-- Begin MATERIAL --
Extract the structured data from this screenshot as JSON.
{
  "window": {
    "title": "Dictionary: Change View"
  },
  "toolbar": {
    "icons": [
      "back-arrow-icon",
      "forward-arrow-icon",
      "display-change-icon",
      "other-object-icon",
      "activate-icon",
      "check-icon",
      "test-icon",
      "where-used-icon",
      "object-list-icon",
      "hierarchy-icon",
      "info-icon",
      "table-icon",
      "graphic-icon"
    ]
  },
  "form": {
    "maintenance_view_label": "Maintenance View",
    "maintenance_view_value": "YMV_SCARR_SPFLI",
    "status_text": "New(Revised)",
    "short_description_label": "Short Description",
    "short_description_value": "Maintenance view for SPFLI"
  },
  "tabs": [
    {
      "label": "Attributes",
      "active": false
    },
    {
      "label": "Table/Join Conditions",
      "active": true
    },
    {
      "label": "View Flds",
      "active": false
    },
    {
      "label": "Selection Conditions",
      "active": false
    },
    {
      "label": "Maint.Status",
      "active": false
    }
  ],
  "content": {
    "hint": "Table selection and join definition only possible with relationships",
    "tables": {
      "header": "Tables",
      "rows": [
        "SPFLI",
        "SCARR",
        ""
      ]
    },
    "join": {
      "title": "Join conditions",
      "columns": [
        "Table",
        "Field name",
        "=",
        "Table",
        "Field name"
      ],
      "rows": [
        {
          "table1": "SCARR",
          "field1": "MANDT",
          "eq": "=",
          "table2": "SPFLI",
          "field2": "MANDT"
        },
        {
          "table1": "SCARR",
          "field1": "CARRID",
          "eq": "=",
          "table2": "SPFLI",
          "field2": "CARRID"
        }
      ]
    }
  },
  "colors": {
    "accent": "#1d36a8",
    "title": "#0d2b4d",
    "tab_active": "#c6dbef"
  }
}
-- End MATERIAL --
§ **TASK TO COMPLETE**
Quote the whole listing above, leaving nothing out.

§ **SOLUTION TO THIS EXERCISE**
Extract the structured data from this screenshot as JSON.
{
  "window": {
    "title": "Dictionary: Change View"
  },
  "toolbar": {
    "icons": [
      "back-arrow-icon",
      "forward-arrow-icon",
      "display-change-icon",
      "other-object-icon",
      "activate-icon",
      "check-icon",
      "test-icon",
      "where-used-icon",
      "object-list-icon",
      "hierarchy-icon",
      "info-icon",
      "table-icon",
      "graphic-icon"
    ]
  },
  "form": {
    "maintenance_view_label": "Maintenance View",
    "maintenance_view_value": "YMV_SCARR_SPFLI",
    "status_text": "New(Revised)",
    "short_description_label": "Short Description",
    "short_description_value": "Maintenance view for SPFLI"
  },
  "tabs": [
    {
      "label": "Attributes",
      "active": false
    },
    {
      "label": "Table/Join Conditions",
      "active": true
    },
    {
      "label": "View Flds",
      "active": false
    },
    {
      "label": "Selection Conditions",
      "active": false
    },
    {
      "label": "Maint.Status",
      "active": false
    }
  ],
  "content": {
    "hint": "Table selection and join definition only possible with relationships",
    "tables": {
      "header": "Tables",
      "rows": [
        "SPFLI",
        "SCARR",
        ""
      ]
    },
    "join": {
      "title": "Join conditions",
      "columns": [
        "Table",
        "Field name",
        "=",
        "Table",
        "Field name"
      ],
      "rows": [
        {
          "table1": "SCARR",
          "field1": "MANDT",
          "eq": "=",
          "table2": "SPFLI",
          "field2": "MANDT"
        },
        {
          "table1": "SCARR",
          "field1": "CARRID",
          "eq": "=",
          "table2": "SPFLI",
          "field2": "CARRID"
        }
      ]
    }
  },
  "colors": {
    "accent": "#1d36a8",
    "title": "#0d2b4d",
    "tab_active": "#c6dbef"
  }
}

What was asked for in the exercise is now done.